--- INSTRUCTION ---
Look through the lines below and extract any with the word "connect".

--- Collected data entries ---
┄┄┄┄┄┄┄┄┄┄

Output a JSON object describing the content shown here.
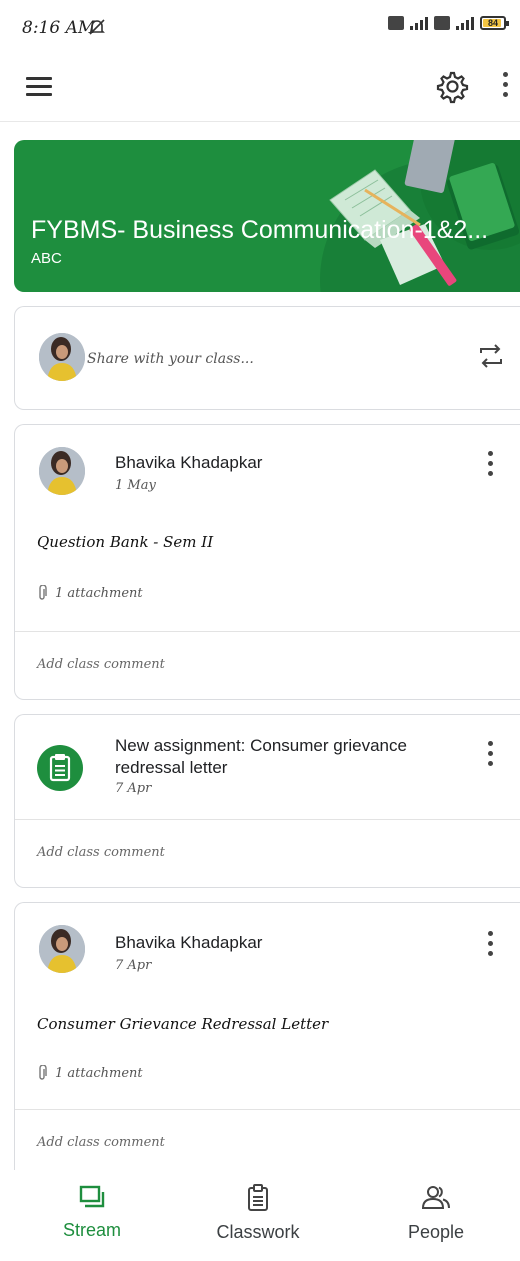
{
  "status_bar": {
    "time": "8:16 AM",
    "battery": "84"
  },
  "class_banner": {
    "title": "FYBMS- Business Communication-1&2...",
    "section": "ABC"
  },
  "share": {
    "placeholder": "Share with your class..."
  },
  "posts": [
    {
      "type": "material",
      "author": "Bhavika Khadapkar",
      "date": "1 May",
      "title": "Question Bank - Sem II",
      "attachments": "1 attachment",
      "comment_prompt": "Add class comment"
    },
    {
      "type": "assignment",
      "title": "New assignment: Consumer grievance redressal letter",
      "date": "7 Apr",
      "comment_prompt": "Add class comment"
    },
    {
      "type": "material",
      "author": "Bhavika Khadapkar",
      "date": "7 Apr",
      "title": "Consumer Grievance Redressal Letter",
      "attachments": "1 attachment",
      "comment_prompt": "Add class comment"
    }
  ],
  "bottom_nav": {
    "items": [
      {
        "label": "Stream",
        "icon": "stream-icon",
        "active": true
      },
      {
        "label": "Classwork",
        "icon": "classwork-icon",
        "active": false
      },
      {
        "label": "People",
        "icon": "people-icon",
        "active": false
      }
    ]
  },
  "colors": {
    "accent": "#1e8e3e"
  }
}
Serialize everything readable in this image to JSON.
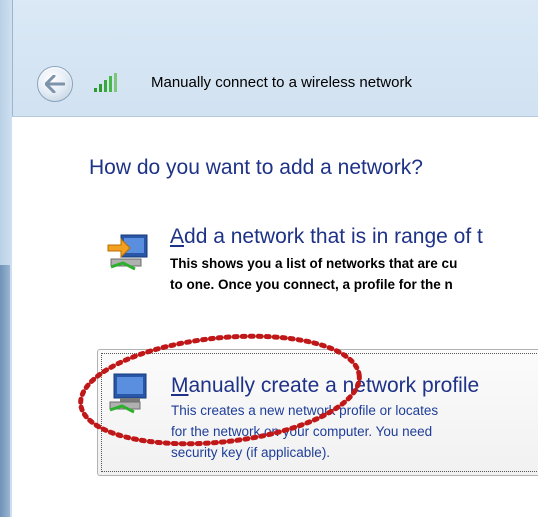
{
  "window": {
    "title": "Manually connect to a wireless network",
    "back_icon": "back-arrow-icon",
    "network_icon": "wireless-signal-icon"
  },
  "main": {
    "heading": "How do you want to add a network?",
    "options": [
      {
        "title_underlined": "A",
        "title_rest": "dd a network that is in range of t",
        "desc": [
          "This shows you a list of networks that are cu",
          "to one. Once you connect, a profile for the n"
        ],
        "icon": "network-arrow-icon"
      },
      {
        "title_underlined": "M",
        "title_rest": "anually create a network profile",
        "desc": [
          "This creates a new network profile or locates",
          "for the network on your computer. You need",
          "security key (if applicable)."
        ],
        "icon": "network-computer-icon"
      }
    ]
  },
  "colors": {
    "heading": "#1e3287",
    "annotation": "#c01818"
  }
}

┄┄┄┄┄┄┄┄┄┄

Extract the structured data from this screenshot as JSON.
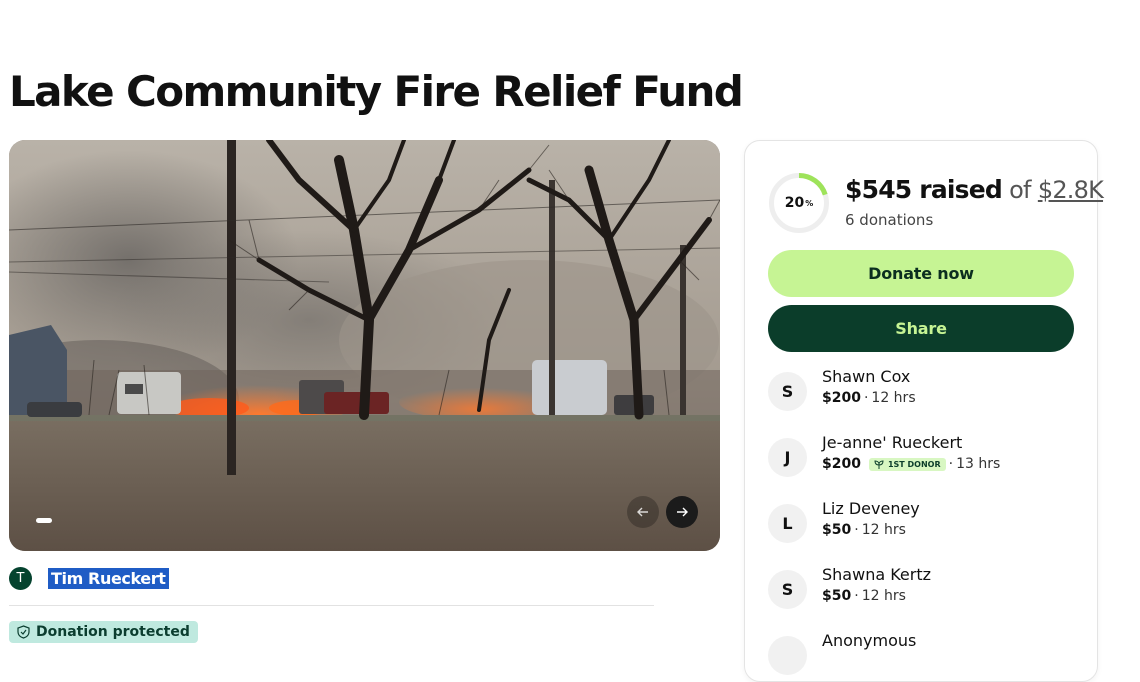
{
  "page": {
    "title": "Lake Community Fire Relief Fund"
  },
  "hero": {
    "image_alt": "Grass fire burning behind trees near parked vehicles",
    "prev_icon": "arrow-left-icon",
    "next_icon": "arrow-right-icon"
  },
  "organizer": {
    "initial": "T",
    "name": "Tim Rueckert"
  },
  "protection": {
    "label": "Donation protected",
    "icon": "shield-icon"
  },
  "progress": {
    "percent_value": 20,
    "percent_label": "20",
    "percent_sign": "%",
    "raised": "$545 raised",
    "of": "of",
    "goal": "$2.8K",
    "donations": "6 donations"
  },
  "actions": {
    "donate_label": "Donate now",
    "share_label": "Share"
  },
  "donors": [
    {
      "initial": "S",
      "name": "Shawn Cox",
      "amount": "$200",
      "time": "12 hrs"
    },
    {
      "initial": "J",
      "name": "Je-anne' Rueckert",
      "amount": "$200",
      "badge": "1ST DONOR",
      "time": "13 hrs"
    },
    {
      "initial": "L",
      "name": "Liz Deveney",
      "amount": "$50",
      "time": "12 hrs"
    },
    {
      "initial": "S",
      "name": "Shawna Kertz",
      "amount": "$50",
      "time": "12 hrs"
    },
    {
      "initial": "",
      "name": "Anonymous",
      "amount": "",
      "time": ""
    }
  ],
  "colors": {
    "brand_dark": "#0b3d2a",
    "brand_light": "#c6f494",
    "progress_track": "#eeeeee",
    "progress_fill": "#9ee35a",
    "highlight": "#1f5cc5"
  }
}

┄┄┄┄┄┄┄┄┄┄

--- SOLUTION TO THIS EXERCISE ---
    "title": "Manually connect to a wireless network",
          "to one. Once you connect, a profile for the n"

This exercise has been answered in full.